Return these lines unchanged, leaving out the pictures.
··· RECORDS PROVIDED
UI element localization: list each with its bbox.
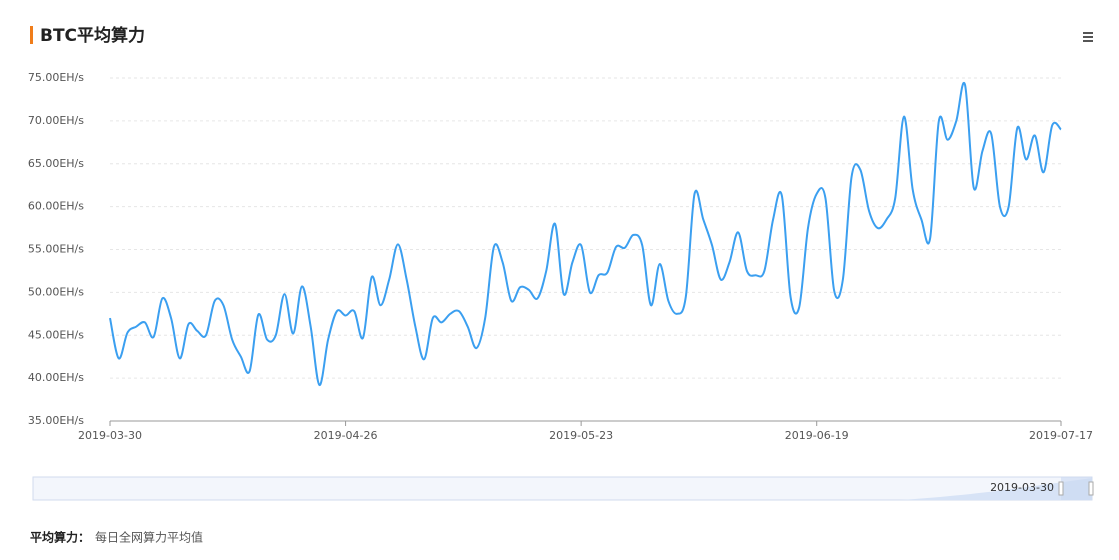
datazoom-preview (900, 478, 1092, 500)
datazoom-track[interactable] (32, 476, 1093, 501)
datazoom-handle[interactable] (1088, 481, 1094, 496)
y-tick-label: 55.00EH/s (28, 243, 84, 256)
y-tick-label: 40.00EH/s (28, 371, 84, 384)
x-tick-label: 2019-03-30 (78, 429, 142, 442)
y-tick-label: 75.00EH/s (28, 71, 84, 84)
y-tick-label: 50.00EH/s (28, 285, 84, 298)
title-accent (30, 26, 33, 44)
note-term: 平均算力： (30, 530, 90, 545)
line (109, 81, 1062, 386)
y-tick-label: 60.00EH/s (28, 200, 84, 213)
x-tick-label: 2019-05-23 (549, 429, 613, 442)
x-tick-label: 2019-07-17 (1029, 429, 1093, 442)
datazoom-window[interactable] (1061, 477, 1092, 500)
menu-icon[interactable] (1083, 32, 1093, 42)
x-tick-label: 2019-06-19 (785, 429, 849, 442)
note-text: 每日全网算力平均值 (95, 530, 203, 545)
datazoom-handle[interactable] (1058, 481, 1064, 496)
y-tick-label: 70.00EH/s (28, 114, 84, 127)
datazoom-label: 2019-03-30 (990, 481, 1054, 494)
x-tick-label: 2019-04-26 (314, 429, 378, 442)
chart-title: BTC平均算力 (40, 25, 145, 46)
y-tick-label: 65.00EH/s (28, 157, 84, 170)
y-tick-label: 35.00EH/s (28, 414, 84, 427)
y-tick-label: 45.00EH/s (28, 328, 84, 341)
······
> [EXERCISE SOLUTION]
UI element localization: list each with its bbox.
datazoom-preview (900, 478, 1092, 500)
datazoom-track[interactable] (32, 476, 1093, 501)
datazoom-handle[interactable] (1088, 481, 1094, 496)
y-tick-label: 55.00EH/s (28, 243, 84, 256)
y-tick-label: 40.00EH/s (28, 371, 84, 384)
x-tick-label: 2019-03-30 (78, 429, 142, 442)
y-tick-label: 75.00EH/s (28, 71, 84, 84)
y-tick-label: 50.00EH/s (28, 285, 84, 298)
title-accent (30, 26, 33, 44)
note-term: 平均算力： (30, 530, 90, 545)
line (109, 81, 1062, 386)
y-tick-label: 60.00EH/s (28, 200, 84, 213)
x-tick-label: 2019-05-23 (549, 429, 613, 442)
x-tick-label: 2019-07-17 (1029, 429, 1093, 442)
datazoom-window[interactable] (1061, 477, 1092, 500)
menu-icon[interactable] (1083, 32, 1093, 42)
x-tick-label: 2019-06-19 (785, 429, 849, 442)
note-text: 每日全网算力平均值 (95, 530, 203, 545)
datazoom-handle[interactable] (1058, 481, 1064, 496)
y-tick-label: 70.00EH/s (28, 114, 84, 127)
datazoom-label: 2019-03-30 (990, 481, 1054, 494)
x-tick-label: 2019-04-26 (314, 429, 378, 442)
chart-title: BTC平均算力 (40, 25, 145, 46)
y-tick-label: 65.00EH/s (28, 157, 84, 170)
y-tick-label: 35.00EH/s (28, 414, 84, 427)
y-tick-label: 45.00EH/s (28, 328, 84, 341)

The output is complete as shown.